→ **GOAL OF THE EXERCISE**: Copy each line of the material below that includes the string "this".
--- START OF RECORD LIST ---
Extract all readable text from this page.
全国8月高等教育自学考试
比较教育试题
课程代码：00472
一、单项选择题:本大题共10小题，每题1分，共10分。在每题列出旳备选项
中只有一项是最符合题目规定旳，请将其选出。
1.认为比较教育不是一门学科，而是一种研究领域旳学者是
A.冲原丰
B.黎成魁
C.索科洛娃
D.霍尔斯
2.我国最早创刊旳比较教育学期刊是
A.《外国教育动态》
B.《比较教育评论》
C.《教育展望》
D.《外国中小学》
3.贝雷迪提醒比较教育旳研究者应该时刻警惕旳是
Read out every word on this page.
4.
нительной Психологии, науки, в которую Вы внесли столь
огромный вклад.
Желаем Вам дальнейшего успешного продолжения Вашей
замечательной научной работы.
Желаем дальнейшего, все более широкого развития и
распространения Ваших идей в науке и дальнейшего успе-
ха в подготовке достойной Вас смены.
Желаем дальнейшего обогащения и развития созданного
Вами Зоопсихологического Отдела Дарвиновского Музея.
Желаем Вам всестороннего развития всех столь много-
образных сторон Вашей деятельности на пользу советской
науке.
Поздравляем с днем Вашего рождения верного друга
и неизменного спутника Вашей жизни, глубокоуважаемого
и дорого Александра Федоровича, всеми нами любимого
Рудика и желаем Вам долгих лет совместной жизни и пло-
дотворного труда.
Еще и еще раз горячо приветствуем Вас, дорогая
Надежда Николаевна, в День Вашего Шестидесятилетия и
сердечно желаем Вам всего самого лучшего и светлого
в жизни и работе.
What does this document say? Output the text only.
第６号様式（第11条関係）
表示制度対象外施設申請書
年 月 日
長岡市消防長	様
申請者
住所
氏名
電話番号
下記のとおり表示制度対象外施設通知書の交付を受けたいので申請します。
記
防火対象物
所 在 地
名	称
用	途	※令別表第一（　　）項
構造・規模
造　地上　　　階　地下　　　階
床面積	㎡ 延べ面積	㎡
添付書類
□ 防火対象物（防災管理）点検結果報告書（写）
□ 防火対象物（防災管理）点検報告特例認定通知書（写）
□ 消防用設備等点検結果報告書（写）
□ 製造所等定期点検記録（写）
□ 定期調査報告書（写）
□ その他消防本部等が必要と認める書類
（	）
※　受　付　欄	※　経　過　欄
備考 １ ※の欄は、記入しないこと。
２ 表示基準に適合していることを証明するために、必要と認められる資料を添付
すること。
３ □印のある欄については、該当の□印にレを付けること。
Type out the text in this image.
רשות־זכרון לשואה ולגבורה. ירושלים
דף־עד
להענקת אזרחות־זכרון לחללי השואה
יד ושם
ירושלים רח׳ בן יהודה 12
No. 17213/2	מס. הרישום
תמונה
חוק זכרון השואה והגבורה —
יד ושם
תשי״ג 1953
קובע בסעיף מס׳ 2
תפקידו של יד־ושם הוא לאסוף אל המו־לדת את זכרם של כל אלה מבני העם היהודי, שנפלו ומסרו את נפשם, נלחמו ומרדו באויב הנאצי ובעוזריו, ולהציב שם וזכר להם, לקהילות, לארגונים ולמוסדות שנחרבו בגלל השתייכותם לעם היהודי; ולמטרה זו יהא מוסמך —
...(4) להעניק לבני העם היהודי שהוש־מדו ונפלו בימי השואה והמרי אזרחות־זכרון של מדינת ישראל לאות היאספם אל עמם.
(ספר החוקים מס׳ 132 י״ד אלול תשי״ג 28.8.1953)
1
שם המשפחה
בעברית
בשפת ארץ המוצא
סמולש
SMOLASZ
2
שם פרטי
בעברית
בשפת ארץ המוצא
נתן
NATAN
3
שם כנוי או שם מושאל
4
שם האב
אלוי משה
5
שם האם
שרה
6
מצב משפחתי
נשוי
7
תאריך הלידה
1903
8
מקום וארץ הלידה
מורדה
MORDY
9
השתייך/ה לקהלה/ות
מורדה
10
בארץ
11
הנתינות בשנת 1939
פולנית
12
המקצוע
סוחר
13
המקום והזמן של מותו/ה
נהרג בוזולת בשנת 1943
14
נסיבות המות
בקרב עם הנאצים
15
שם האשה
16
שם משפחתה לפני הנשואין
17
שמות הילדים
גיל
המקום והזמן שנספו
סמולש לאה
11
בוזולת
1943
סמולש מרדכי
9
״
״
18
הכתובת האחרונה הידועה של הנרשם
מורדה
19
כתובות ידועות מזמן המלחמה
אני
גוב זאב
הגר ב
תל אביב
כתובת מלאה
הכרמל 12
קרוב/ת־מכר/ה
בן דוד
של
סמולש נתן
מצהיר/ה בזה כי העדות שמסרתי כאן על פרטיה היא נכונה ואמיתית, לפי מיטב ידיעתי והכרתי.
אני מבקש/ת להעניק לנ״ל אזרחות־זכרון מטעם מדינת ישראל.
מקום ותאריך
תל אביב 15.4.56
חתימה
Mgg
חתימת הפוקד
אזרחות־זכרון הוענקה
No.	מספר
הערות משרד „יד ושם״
--- END OF RECORD LIST ---
→ **SOLUTION BELOW**:
Extract all readable text from this page.
Read out every word on this page.
What does this document say? Output the text only.
Type out the text in this image.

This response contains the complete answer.